┌──

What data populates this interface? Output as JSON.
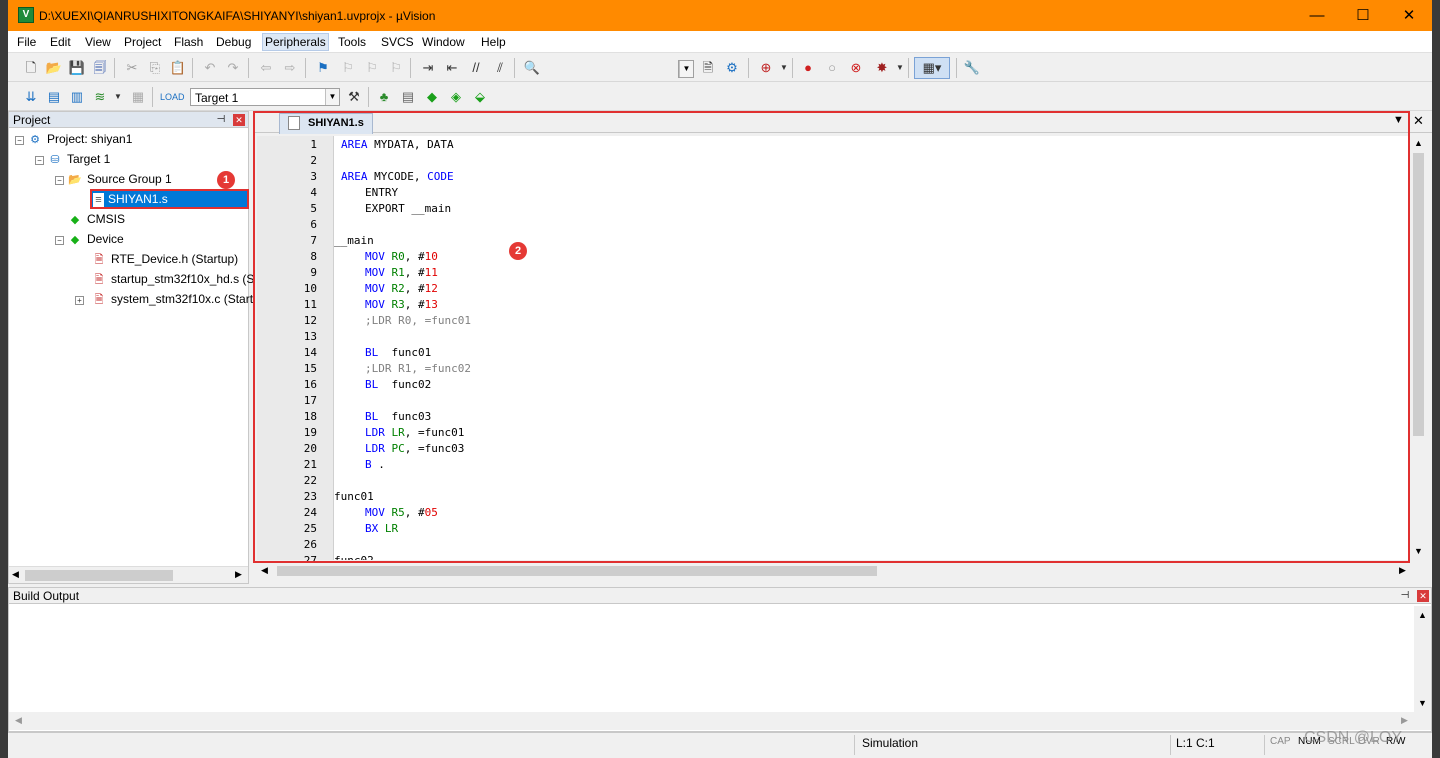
{
  "window": {
    "title": "D:\\XUEXI\\QIANRUSHIXITONGKAIFA\\SHIYANYI\\shiyan1.uvprojx - µVision",
    "minimize": "—",
    "maximize": "☐",
    "close": "✕"
  },
  "menu": [
    {
      "label": "File"
    },
    {
      "label": "Edit"
    },
    {
      "label": "View"
    },
    {
      "label": "Project"
    },
    {
      "label": "Flash"
    },
    {
      "label": "Debug"
    },
    {
      "label": "Peripherals"
    },
    {
      "label": "Tools"
    },
    {
      "label": "SVCS"
    },
    {
      "label": "Window"
    },
    {
      "label": "Help"
    }
  ],
  "toolbar2": {
    "target_select": "Target 1"
  },
  "project_panel": {
    "title": "Project",
    "tree": [
      {
        "label": "Project: shiyan1",
        "icon": "project-icon"
      },
      {
        "label": "Target 1",
        "icon": "target-icon"
      },
      {
        "label": "Source Group 1",
        "icon": "folder-icon"
      },
      {
        "label": "SHIYAN1.s",
        "icon": "asm-file-icon"
      },
      {
        "label": "CMSIS",
        "icon": "component-diamond-icon"
      },
      {
        "label": "Device",
        "icon": "component-diamond-icon"
      },
      {
        "label": "RTE_Device.h (Startup)",
        "icon": "locked-file-icon"
      },
      {
        "label": "startup_stm32f10x_hd.s (S",
        "icon": "locked-file-icon"
      },
      {
        "label": "system_stm32f10x.c (Start",
        "icon": "locked-file-icon"
      }
    ]
  },
  "editor": {
    "tab": "SHIYAN1.s",
    "lines": [
      {
        "n": "1"
      },
      {
        "n": "2"
      },
      {
        "n": "3"
      },
      {
        "n": "4"
      },
      {
        "n": "5"
      },
      {
        "n": "6"
      },
      {
        "n": "7"
      },
      {
        "n": "8"
      },
      {
        "n": "9"
      },
      {
        "n": "10"
      },
      {
        "n": "11"
      },
      {
        "n": "12"
      },
      {
        "n": "13"
      },
      {
        "n": "14"
      },
      {
        "n": "15"
      },
      {
        "n": "16"
      },
      {
        "n": "17"
      },
      {
        "n": "18"
      },
      {
        "n": "19"
      },
      {
        "n": "20"
      },
      {
        "n": "21"
      },
      {
        "n": "22"
      },
      {
        "n": "23"
      },
      {
        "n": "24"
      },
      {
        "n": "25"
      },
      {
        "n": "26"
      },
      {
        "n": "27"
      }
    ],
    "code": {
      "l1a": "AREA",
      "l1b": " MYDATA, DATA",
      "l3a": "AREA",
      "l3b": " MYCODE, ",
      "l3c": "CODE",
      "l4": "ENTRY",
      "l5": "EXPORT __main",
      "l7": "__main",
      "l8a": "MOV",
      "l8b": "R0",
      "l8c": ", #",
      "l8d": "10",
      "l9a": "MOV",
      "l9b": "R1",
      "l9c": ", #",
      "l9d": "11",
      "l10a": "MOV",
      "l10b": "R2",
      "l10c": ", #",
      "l10d": "12",
      "l11a": "MOV",
      "l11b": "R3",
      "l11c": ", #",
      "l11d": "13",
      "l12": ";LDR R0, =func01",
      "l14a": "BL",
      "l14b": "  func01",
      "l15": ";LDR R1, =func02",
      "l16a": "BL",
      "l16b": "  func02",
      "l18a": "BL",
      "l18b": "  func03",
      "l19a": "LDR",
      "l19b": "LR",
      "l19c": ", =func01",
      "l20a": "LDR",
      "l20b": "PC",
      "l20c": ", =func03",
      "l21a": "B",
      "l21b": " .",
      "l23": "func01",
      "l24a": "MOV",
      "l24b": "R5",
      "l24c": ", #",
      "l24d": "05",
      "l25a": "BX",
      "l25b": "LR",
      "l27": "func02"
    }
  },
  "annotations": {
    "badge1": "1",
    "badge2": "2"
  },
  "build_output": {
    "title": "Build Output"
  },
  "status": {
    "mode": "Simulation",
    "position": "L:1 C:1",
    "cap": "CAP",
    "num": "NUM",
    "scrl": "SCRL",
    "ovr": "OVR",
    "rw": "R/W",
    "watermark": "CSDN @LOY"
  }
}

└──

Transcribe all entries above exactly. Drop the pictures.

What data populates this interface? Output as JSON.
{
  "window": {
    "title": "D:\\XUEXI\\QIANRUSHIXITONGKAIFA\\SHIYANYI\\shiyan1.uvprojx - µVision",
    "minimize": "—",
    "maximize": "☐",
    "close": "✕"
  },
  "menu": [
    {
      "label": "File"
    },
    {
      "label": "Edit"
    },
    {
      "label": "View"
    },
    {
      "label": "Project"
    },
    {
      "label": "Flash"
    },
    {
      "label": "Debug"
    },
    {
      "label": "Peripherals"
    },
    {
      "label": "Tools"
    },
    {
      "label": "SVCS"
    },
    {
      "label": "Window"
    },
    {
      "label": "Help"
    }
  ],
  "toolbar2": {
    "target_select": "Target 1"
  },
  "project_panel": {
    "title": "Project",
    "tree": [
      {
        "label": "Project: shiyan1",
        "icon": "project-icon"
      },
      {
        "label": "Target 1",
        "icon": "target-icon"
      },
      {
        "label": "Source Group 1",
        "icon": "folder-icon"
      },
      {
        "label": "SHIYAN1.s",
        "icon": "asm-file-icon"
      },
      {
        "label": "CMSIS",
        "icon": "component-diamond-icon"
      },
      {
        "label": "Device",
        "icon": "component-diamond-icon"
      },
      {
        "label": "RTE_Device.h (Startup)",
        "icon": "locked-file-icon"
      },
      {
        "label": "startup_stm32f10x_hd.s (S",
        "icon": "locked-file-icon"
      },
      {
        "label": "system_stm32f10x.c (Start",
        "icon": "locked-file-icon"
      }
    ]
  },
  "editor": {
    "tab": "SHIYAN1.s",
    "lines": [
      {
        "n": "1"
      },
      {
        "n": "2"
      },
      {
        "n": "3"
      },
      {
        "n": "4"
      },
      {
        "n": "5"
      },
      {
        "n": "6"
      },
      {
        "n": "7"
      },
      {
        "n": "8"
      },
      {
        "n": "9"
      },
      {
        "n": "10"
      },
      {
        "n": "11"
      },
      {
        "n": "12"
      },
      {
        "n": "13"
      },
      {
        "n": "14"
      },
      {
        "n": "15"
      },
      {
        "n": "16"
      },
      {
        "n": "17"
      },
      {
        "n": "18"
      },
      {
        "n": "19"
      },
      {
        "n": "20"
      },
      {
        "n": "21"
      },
      {
        "n": "22"
      },
      {
        "n": "23"
      },
      {
        "n": "24"
      },
      {
        "n": "25"
      },
      {
        "n": "26"
      },
      {
        "n": "27"
      }
    ],
    "code": {
      "l1a": "AREA",
      "l1b": " MYDATA, DATA",
      "l3a": "AREA",
      "l3b": " MYCODE, ",
      "l3c": "CODE",
      "l4": "ENTRY",
      "l5": "EXPORT __main",
      "l7": "__main",
      "l8a": "MOV",
      "l8b": "R0",
      "l8c": ", #",
      "l8d": "10",
      "l9a": "MOV",
      "l9b": "R1",
      "l9c": ", #",
      "l9d": "11",
      "l10a": "MOV",
      "l10b": "R2",
      "l10c": ", #",
      "l10d": "12",
      "l11a": "MOV",
      "l11b": "R3",
      "l11c": ", #",
      "l11d": "13",
      "l12": ";LDR R0, =func01",
      "l14a": "BL",
      "l14b": "  func01",
      "l15": ";LDR R1, =func02",
      "l16a": "BL",
      "l16b": "  func02",
      "l18a": "BL",
      "l18b": "  func03",
      "l19a": "LDR",
      "l19b": "LR",
      "l19c": ", =func01",
      "l20a": "LDR",
      "l20b": "PC",
      "l20c": ", =func03",
      "l21a": "B",
      "l21b": " .",
      "l23": "func01",
      "l24a": "MOV",
      "l24b": "R5",
      "l24c": ", #",
      "l24d": "05",
      "l25a": "BX",
      "l25b": "LR",
      "l27": "func02"
    }
  },
  "annotations": {
    "badge1": "1",
    "badge2": "2"
  },
  "build_output": {
    "title": "Build Output"
  },
  "status": {
    "mode": "Simulation",
    "position": "L:1 C:1",
    "cap": "CAP",
    "num": "NUM",
    "scrl": "SCRL",
    "ovr": "OVR",
    "rw": "R/W",
    "watermark": "CSDN @LOY"
  }
}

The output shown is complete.